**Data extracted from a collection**
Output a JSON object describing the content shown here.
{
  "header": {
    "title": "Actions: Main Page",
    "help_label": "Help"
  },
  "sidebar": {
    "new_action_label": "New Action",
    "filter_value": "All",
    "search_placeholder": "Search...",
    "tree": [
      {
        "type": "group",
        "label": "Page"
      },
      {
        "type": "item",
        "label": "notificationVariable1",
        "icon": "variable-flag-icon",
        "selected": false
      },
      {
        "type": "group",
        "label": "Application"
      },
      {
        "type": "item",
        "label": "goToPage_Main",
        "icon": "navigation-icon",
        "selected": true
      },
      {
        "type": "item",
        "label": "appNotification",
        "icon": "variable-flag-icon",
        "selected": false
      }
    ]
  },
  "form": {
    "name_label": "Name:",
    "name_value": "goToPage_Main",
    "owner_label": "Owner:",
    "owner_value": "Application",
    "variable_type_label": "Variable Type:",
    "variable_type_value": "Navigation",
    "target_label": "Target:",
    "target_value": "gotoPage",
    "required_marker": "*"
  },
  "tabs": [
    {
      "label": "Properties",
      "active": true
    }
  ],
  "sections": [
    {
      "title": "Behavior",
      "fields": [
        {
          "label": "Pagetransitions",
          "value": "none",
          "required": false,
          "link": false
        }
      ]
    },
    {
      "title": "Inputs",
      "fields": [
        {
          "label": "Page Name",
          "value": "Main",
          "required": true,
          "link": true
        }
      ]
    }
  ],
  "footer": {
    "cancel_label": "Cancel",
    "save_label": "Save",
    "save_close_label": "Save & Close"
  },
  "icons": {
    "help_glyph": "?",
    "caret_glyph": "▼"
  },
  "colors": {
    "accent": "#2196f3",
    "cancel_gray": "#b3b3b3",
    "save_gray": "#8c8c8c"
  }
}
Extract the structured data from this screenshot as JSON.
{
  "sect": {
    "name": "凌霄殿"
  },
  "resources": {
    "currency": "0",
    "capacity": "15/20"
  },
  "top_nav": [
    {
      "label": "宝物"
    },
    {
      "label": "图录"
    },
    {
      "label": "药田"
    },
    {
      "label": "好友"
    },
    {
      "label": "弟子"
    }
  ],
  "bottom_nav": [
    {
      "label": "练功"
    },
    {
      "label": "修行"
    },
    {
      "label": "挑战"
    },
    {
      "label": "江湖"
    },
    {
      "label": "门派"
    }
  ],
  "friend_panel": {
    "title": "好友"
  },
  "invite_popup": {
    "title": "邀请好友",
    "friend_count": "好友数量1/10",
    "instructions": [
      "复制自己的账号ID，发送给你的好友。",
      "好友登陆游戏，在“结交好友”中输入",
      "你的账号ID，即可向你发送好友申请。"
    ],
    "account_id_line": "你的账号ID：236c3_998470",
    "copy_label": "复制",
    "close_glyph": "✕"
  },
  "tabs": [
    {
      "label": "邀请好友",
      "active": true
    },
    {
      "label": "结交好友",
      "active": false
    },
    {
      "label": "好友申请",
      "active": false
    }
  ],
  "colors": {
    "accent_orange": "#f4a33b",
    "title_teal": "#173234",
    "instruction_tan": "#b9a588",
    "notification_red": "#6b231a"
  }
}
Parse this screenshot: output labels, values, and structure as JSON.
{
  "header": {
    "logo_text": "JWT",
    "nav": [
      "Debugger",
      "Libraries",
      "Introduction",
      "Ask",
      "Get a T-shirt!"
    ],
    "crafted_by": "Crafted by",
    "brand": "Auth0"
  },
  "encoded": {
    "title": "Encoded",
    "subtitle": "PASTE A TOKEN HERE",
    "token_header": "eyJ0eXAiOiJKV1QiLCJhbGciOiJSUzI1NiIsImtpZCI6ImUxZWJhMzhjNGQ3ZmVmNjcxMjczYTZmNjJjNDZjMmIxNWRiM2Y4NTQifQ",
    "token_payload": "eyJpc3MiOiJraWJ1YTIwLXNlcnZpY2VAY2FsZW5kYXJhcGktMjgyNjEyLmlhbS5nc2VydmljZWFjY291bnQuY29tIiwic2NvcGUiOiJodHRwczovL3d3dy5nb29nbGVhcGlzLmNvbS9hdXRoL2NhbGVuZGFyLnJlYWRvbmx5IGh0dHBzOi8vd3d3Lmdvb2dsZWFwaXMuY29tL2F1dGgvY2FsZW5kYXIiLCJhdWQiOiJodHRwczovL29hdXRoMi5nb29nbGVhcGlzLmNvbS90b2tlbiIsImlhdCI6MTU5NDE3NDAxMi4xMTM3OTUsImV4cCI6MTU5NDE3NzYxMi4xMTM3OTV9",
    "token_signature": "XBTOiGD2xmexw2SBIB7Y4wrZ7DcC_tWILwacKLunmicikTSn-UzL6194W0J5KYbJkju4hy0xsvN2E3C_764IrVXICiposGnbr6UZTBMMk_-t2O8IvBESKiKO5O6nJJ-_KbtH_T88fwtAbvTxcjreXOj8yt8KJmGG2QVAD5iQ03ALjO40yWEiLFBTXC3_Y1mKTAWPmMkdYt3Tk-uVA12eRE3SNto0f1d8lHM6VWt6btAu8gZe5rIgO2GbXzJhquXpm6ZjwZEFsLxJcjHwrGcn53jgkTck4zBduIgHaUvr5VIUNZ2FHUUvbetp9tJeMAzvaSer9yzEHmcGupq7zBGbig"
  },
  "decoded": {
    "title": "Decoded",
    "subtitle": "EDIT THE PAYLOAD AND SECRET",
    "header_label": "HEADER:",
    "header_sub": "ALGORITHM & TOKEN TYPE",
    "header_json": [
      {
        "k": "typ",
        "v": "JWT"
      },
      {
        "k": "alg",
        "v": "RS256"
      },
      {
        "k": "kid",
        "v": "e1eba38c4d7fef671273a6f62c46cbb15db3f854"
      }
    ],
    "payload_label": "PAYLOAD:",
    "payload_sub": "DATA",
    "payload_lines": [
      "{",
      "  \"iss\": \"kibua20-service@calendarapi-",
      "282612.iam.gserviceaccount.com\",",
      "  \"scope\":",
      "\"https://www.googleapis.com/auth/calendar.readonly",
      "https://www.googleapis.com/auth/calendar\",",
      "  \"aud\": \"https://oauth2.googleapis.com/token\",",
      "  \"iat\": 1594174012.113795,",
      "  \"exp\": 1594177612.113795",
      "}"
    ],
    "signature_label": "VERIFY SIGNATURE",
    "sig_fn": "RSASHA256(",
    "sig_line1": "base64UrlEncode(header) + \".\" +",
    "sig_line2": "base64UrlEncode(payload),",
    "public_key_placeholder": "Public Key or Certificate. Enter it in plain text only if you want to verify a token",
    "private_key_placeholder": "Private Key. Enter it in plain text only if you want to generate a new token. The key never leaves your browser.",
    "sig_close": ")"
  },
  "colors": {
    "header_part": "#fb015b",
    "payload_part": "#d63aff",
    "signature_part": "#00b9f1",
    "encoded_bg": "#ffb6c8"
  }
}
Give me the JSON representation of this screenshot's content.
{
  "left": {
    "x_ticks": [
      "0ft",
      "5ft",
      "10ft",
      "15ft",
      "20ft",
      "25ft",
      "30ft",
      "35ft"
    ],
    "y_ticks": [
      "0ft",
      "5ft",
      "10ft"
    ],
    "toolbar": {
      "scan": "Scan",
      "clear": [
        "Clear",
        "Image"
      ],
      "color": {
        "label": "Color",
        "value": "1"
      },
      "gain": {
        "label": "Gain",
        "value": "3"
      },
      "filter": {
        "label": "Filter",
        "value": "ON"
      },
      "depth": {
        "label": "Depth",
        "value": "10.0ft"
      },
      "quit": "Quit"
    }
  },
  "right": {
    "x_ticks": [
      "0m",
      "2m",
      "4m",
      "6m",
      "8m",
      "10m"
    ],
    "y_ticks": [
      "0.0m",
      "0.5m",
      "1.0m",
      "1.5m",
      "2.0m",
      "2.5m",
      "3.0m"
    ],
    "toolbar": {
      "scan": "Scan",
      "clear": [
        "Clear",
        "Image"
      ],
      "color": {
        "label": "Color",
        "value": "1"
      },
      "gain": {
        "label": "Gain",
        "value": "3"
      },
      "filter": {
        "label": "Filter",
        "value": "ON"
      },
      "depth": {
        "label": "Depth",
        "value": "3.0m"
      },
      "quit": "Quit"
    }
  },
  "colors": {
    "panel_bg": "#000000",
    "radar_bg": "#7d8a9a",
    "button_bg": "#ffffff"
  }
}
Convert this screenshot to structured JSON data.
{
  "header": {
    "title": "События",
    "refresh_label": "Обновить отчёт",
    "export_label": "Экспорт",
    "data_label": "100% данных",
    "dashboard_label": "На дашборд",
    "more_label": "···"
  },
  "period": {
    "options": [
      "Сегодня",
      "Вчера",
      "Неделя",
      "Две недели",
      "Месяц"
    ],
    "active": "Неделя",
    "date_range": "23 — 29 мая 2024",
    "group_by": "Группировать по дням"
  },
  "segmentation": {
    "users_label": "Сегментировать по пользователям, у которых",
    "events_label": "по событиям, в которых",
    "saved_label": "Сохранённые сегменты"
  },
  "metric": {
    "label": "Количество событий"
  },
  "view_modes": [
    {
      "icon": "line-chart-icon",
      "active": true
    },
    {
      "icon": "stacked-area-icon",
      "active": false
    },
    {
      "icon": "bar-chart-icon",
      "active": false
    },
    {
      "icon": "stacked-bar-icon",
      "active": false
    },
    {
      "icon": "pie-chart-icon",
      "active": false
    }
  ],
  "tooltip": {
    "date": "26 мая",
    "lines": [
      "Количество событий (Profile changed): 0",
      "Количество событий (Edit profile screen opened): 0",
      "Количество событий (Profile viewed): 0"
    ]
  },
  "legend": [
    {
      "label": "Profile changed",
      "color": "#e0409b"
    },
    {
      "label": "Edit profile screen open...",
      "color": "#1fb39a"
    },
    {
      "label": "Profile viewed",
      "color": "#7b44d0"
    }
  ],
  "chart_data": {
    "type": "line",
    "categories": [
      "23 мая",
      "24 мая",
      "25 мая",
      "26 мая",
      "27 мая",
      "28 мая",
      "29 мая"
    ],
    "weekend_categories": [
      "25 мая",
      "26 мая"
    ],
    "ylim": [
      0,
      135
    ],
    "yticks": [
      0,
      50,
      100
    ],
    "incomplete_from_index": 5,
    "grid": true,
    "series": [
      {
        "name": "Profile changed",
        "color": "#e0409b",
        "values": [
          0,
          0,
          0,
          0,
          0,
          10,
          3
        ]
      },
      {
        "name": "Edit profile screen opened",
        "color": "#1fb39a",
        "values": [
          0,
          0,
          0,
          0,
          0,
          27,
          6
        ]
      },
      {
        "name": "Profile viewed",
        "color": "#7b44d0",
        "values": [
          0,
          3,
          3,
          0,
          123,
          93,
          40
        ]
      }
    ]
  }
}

**AIM OF THE EXERCISE**
Identify the lines of the entries containing the string "screenshot". Copy each such line.

**TASK RESPONSE**
Extract the structured data from this screenshot as JSON.
Parse this screenshot: output labels, values, and structure as JSON.
Give me the JSON representation of this screenshot's content.
Convert this screenshot to structured JSON data.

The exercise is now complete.